** Start RECORDS SUPPLIED **

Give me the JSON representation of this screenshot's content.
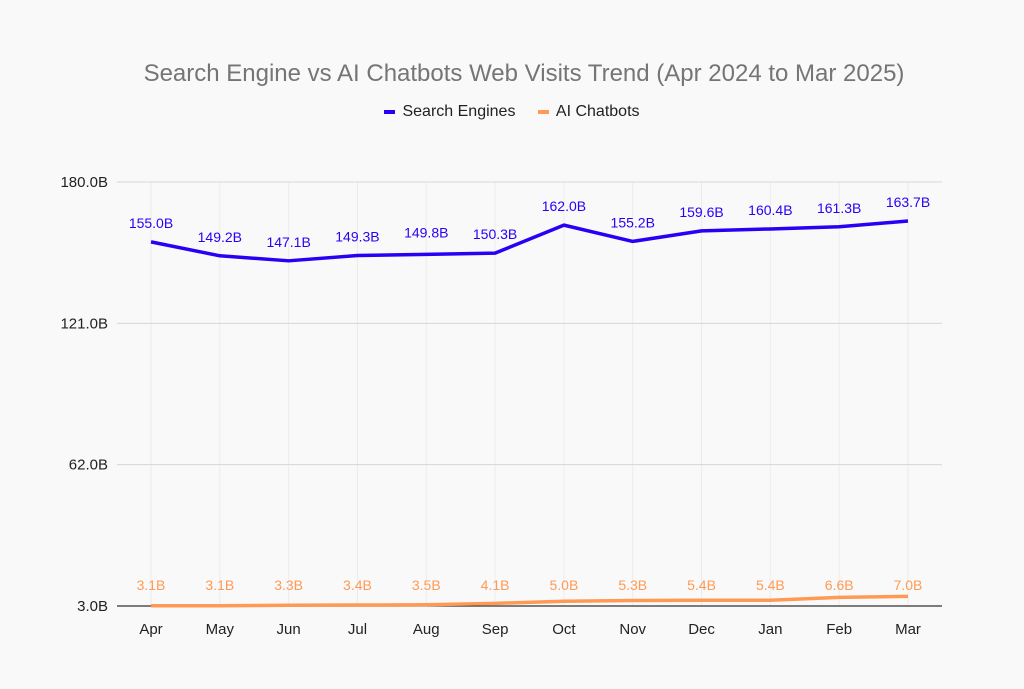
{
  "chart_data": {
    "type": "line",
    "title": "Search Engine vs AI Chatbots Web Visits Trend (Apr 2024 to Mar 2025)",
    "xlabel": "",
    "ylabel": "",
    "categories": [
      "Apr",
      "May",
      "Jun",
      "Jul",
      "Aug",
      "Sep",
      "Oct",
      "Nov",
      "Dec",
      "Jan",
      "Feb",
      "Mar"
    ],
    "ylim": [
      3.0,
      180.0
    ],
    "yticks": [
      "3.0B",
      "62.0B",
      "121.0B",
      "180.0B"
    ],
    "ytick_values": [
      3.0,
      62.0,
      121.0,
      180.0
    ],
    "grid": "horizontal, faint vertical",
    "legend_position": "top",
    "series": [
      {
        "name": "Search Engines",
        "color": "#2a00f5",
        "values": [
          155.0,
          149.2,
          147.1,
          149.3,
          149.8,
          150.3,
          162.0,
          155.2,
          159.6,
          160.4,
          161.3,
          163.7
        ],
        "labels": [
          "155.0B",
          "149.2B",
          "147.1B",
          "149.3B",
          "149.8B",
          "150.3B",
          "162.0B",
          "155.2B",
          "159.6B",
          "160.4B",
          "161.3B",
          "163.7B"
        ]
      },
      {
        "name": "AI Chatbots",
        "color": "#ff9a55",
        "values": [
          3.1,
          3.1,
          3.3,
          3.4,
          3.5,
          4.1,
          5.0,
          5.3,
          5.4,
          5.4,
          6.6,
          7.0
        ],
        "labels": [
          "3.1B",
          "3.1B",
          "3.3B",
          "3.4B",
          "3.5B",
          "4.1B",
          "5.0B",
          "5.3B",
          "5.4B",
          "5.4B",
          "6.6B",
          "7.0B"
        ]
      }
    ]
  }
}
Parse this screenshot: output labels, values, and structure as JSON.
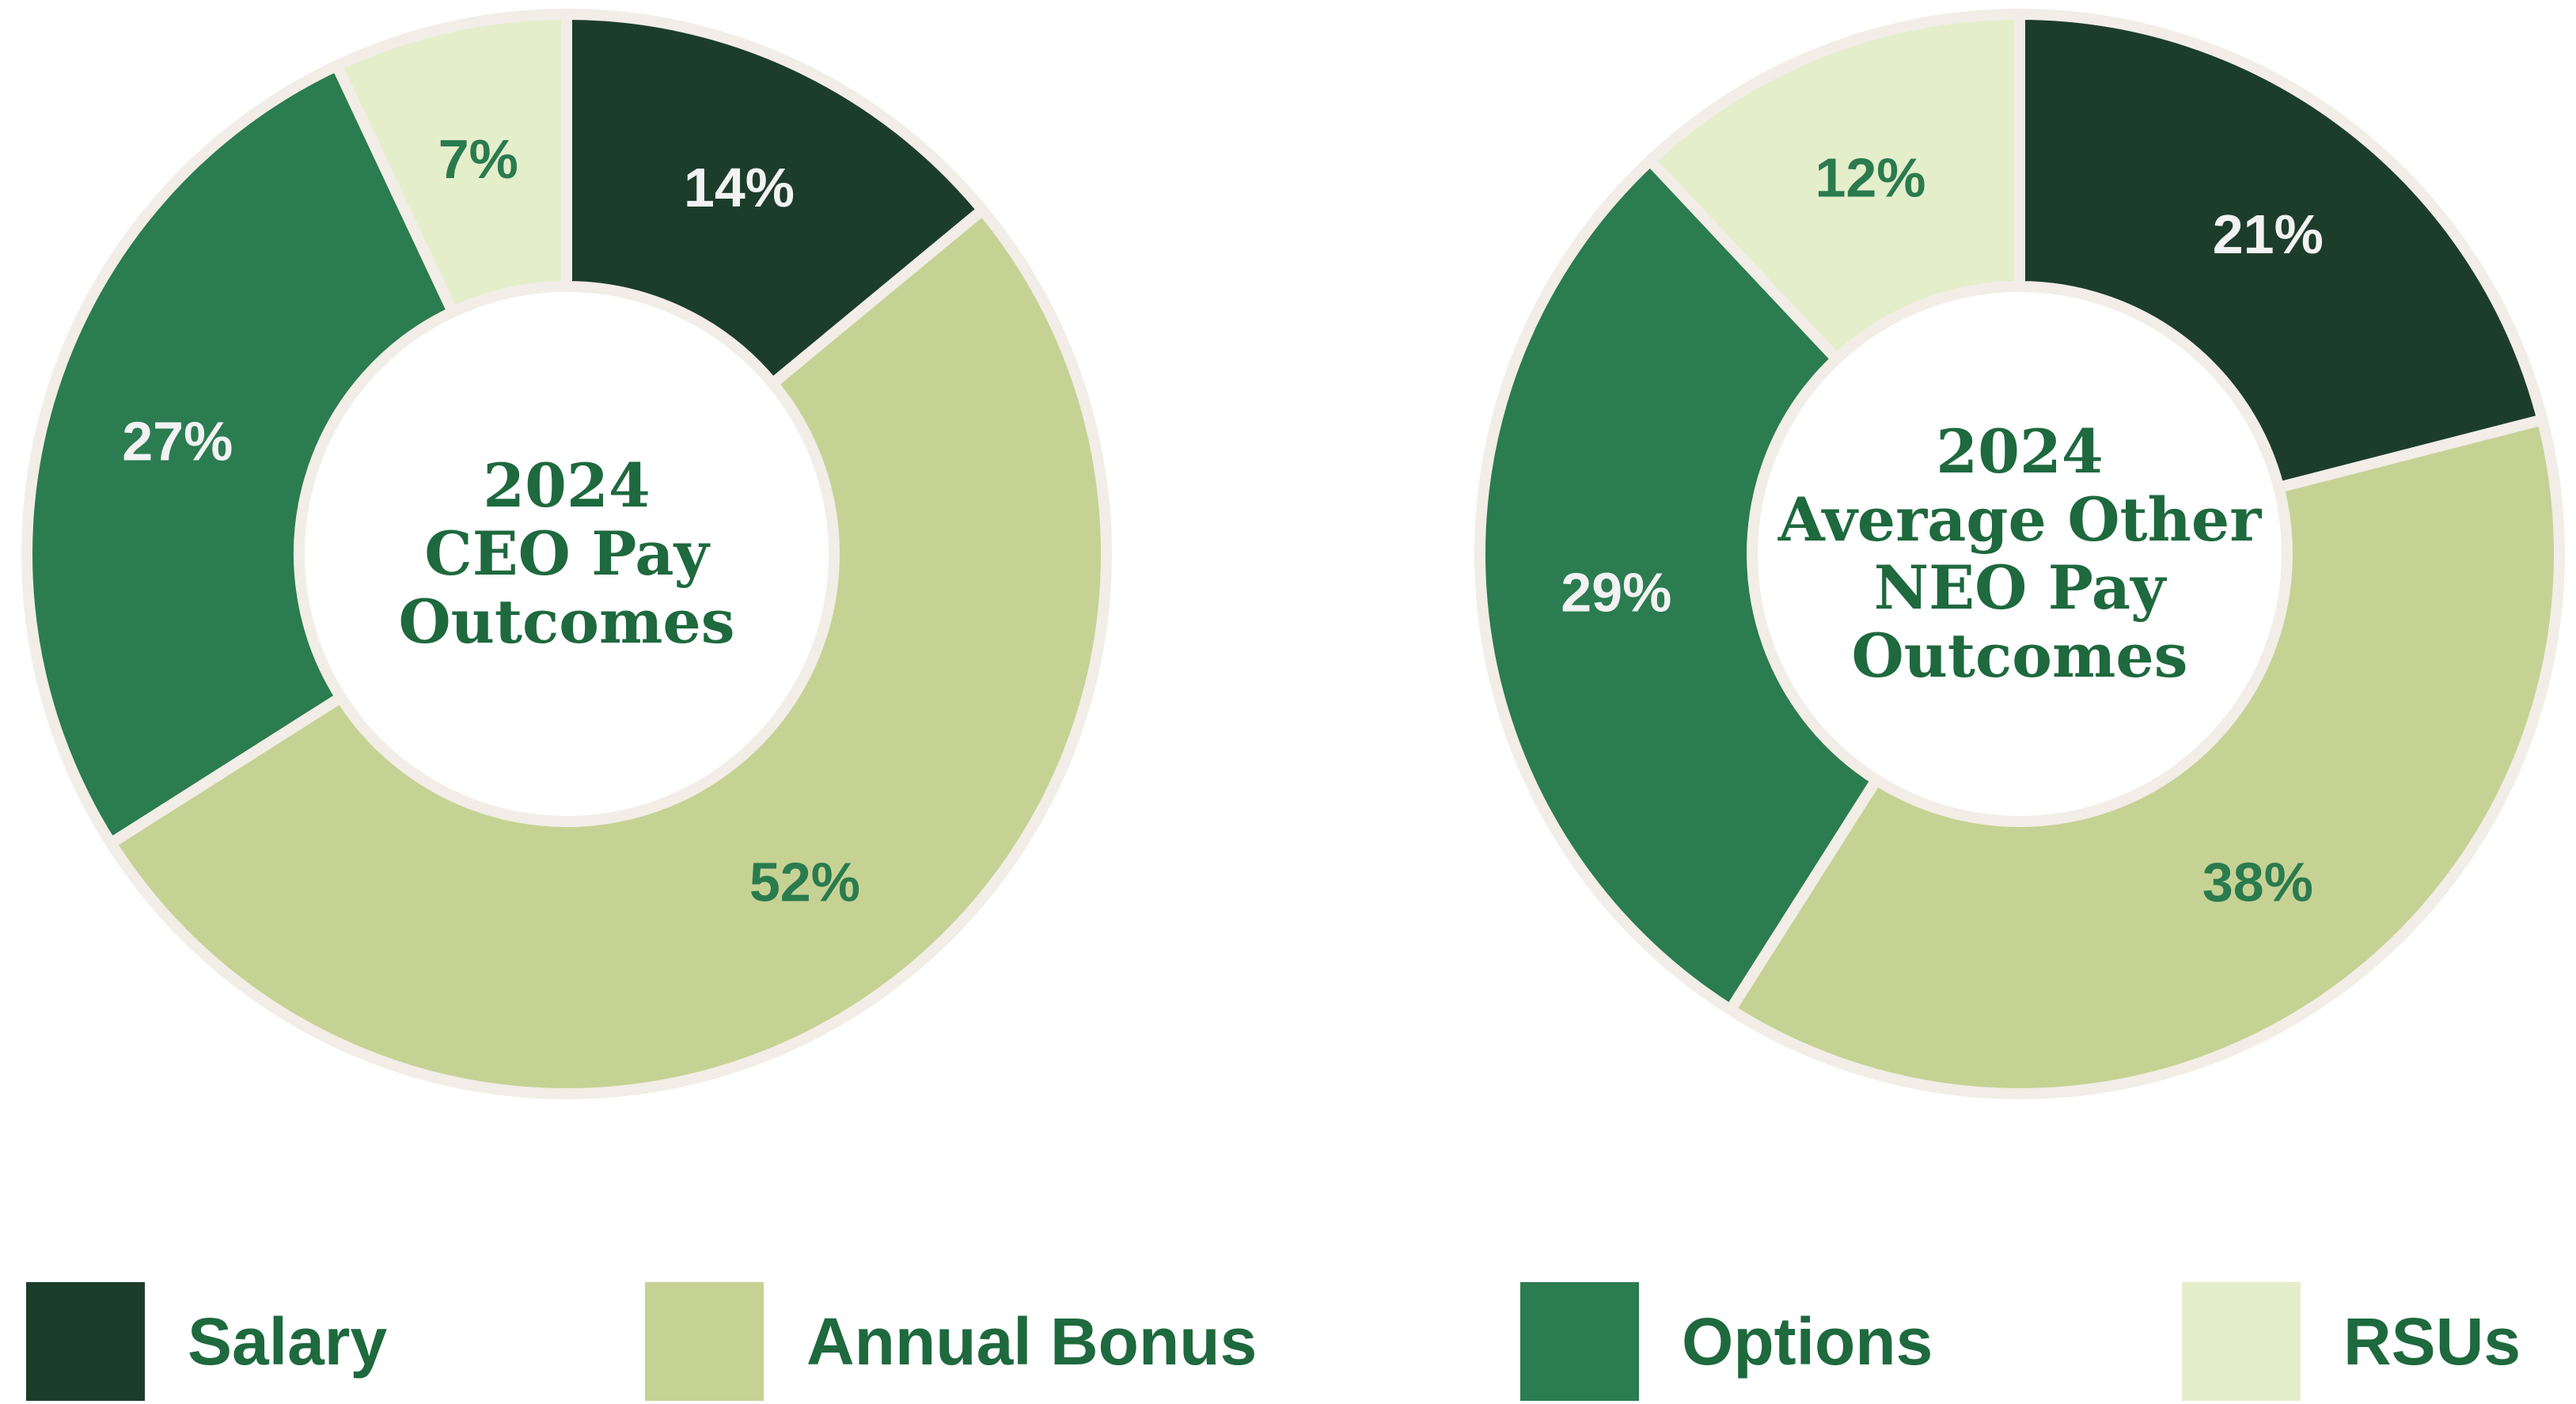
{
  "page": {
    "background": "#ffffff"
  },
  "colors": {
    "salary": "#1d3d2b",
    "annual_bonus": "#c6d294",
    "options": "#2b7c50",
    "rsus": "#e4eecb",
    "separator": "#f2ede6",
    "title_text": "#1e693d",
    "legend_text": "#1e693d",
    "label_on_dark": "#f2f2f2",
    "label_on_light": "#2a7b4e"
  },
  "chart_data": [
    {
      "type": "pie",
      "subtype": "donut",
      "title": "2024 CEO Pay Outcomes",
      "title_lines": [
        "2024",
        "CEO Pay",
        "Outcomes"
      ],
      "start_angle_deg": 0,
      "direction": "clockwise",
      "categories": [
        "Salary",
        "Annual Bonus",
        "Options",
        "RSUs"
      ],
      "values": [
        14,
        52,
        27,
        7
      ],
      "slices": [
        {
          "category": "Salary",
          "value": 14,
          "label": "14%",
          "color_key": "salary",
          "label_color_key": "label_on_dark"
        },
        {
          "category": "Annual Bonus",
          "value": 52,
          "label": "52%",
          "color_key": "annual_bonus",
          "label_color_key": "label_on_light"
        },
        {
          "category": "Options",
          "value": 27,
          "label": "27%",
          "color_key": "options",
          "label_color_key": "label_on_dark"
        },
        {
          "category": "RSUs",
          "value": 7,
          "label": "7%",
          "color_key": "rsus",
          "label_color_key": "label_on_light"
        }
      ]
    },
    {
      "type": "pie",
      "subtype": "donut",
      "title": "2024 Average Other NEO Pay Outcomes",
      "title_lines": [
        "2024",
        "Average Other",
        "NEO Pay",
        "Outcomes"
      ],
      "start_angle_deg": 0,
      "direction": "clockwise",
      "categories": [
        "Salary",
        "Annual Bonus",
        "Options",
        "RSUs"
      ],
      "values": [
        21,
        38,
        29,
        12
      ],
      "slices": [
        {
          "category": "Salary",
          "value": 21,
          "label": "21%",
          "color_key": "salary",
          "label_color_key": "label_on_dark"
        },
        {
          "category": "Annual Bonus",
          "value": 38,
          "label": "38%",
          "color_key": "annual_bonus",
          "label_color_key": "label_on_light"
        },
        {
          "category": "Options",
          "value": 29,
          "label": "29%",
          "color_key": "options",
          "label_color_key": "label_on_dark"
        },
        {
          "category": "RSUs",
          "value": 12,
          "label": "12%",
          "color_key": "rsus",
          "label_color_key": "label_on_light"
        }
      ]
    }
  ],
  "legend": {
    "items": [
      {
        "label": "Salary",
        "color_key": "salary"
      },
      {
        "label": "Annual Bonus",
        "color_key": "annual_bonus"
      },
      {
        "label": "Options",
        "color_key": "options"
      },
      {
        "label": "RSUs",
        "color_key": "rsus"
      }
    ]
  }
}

** End RECORDS SUPPLIED **

» PROBLEM DESCRIPTION
All of the material above is to be copied exactly, except for its images.

» EXPECTED OUTPUT
Give me the JSON representation of this screenshot's content.
{
  "chart_data": {
    "type": "line",
    "title": "Search Engine vs AI Chatbots Web Visits Trend (Apr 2024 to Mar 2025)",
    "xlabel": "",
    "ylabel": "",
    "categories": [
      "Apr",
      "May",
      "Jun",
      "Jul",
      "Aug",
      "Sep",
      "Oct",
      "Nov",
      "Dec",
      "Jan",
      "Feb",
      "Mar"
    ],
    "ylim": [
      3.0,
      180.0
    ],
    "yticks": [
      "3.0B",
      "62.0B",
      "121.0B",
      "180.0B"
    ],
    "ytick_values": [
      3.0,
      62.0,
      121.0,
      180.0
    ],
    "grid": "horizontal, faint vertical",
    "legend_position": "top",
    "series": [
      {
        "name": "Search Engines",
        "color": "#2a00f5",
        "values": [
          155.0,
          149.2,
          147.1,
          149.3,
          149.8,
          150.3,
          162.0,
          155.2,
          159.6,
          160.4,
          161.3,
          163.7
        ],
        "labels": [
          "155.0B",
          "149.2B",
          "147.1B",
          "149.3B",
          "149.8B",
          "150.3B",
          "162.0B",
          "155.2B",
          "159.6B",
          "160.4B",
          "161.3B",
          "163.7B"
        ]
      },
      {
        "name": "AI Chatbots",
        "color": "#ff9a55",
        "values": [
          3.1,
          3.1,
          3.3,
          3.4,
          3.5,
          4.1,
          5.0,
          5.3,
          5.4,
          5.4,
          6.6,
          7.0
        ],
        "labels": [
          "3.1B",
          "3.1B",
          "3.3B",
          "3.4B",
          "3.5B",
          "4.1B",
          "5.0B",
          "5.3B",
          "5.4B",
          "5.4B",
          "6.6B",
          "7.0B"
        ]
      }
    ]
  }
}
Parse this screenshot: output labels, values, and structure as JSON.
{
  "page": {
    "background": "#ffffff"
  },
  "colors": {
    "salary": "#1d3d2b",
    "annual_bonus": "#c6d294",
    "options": "#2b7c50",
    "rsus": "#e4eecb",
    "separator": "#f2ede6",
    "title_text": "#1e693d",
    "legend_text": "#1e693d",
    "label_on_dark": "#f2f2f2",
    "label_on_light": "#2a7b4e"
  },
  "chart_data": [
    {
      "type": "pie",
      "subtype": "donut",
      "title": "2024 CEO Pay Outcomes",
      "title_lines": [
        "2024",
        "CEO Pay",
        "Outcomes"
      ],
      "start_angle_deg": 0,
      "direction": "clockwise",
      "categories": [
        "Salary",
        "Annual Bonus",
        "Options",
        "RSUs"
      ],
      "values": [
        14,
        52,
        27,
        7
      ],
      "slices": [
        {
          "category": "Salary",
          "value": 14,
          "label": "14%",
          "color_key": "salary",
          "label_color_key": "label_on_dark"
        },
        {
          "category": "Annual Bonus",
          "value": 52,
          "label": "52%",
          "color_key": "annual_bonus",
          "label_color_key": "label_on_light"
        },
        {
          "category": "Options",
          "value": 27,
          "label": "27%",
          "color_key": "options",
          "label_color_key": "label_on_dark"
        },
        {
          "category": "RSUs",
          "value": 7,
          "label": "7%",
          "color_key": "rsus",
          "label_color_key": "label_on_light"
        }
      ]
    },
    {
      "type": "pie",
      "subtype": "donut",
      "title": "2024 Average Other NEO Pay Outcomes",
      "title_lines": [
        "2024",
        "Average Other",
        "NEO Pay",
        "Outcomes"
      ],
      "start_angle_deg": 0,
      "direction": "clockwise",
      "categories": [
        "Salary",
        "Annual Bonus",
        "Options",
        "RSUs"
      ],
      "values": [
        21,
        38,
        29,
        12
      ],
      "slices": [
        {
          "category": "Salary",
          "value": 21,
          "label": "21%",
          "color_key": "salary",
          "label_color_key": "label_on_dark"
        },
        {
          "category": "Annual Bonus",
          "value": 38,
          "label": "38%",
          "color_key": "annual_bonus",
          "label_color_key": "label_on_light"
        },
        {
          "category": "Options",
          "value": 29,
          "label": "29%",
          "color_key": "options",
          "label_color_key": "label_on_dark"
        },
        {
          "category": "RSUs",
          "value": 12,
          "label": "12%",
          "color_key": "rsus",
          "label_color_key": "label_on_light"
        }
      ]
    }
  ],
  "legend": {
    "items": [
      {
        "label": "Salary",
        "color_key": "salary"
      },
      {
        "label": "Annual Bonus",
        "color_key": "annual_bonus"
      },
      {
        "label": "Options",
        "color_key": "options"
      },
      {
        "label": "RSUs",
        "color_key": "rsus"
      }
    ]
  }
}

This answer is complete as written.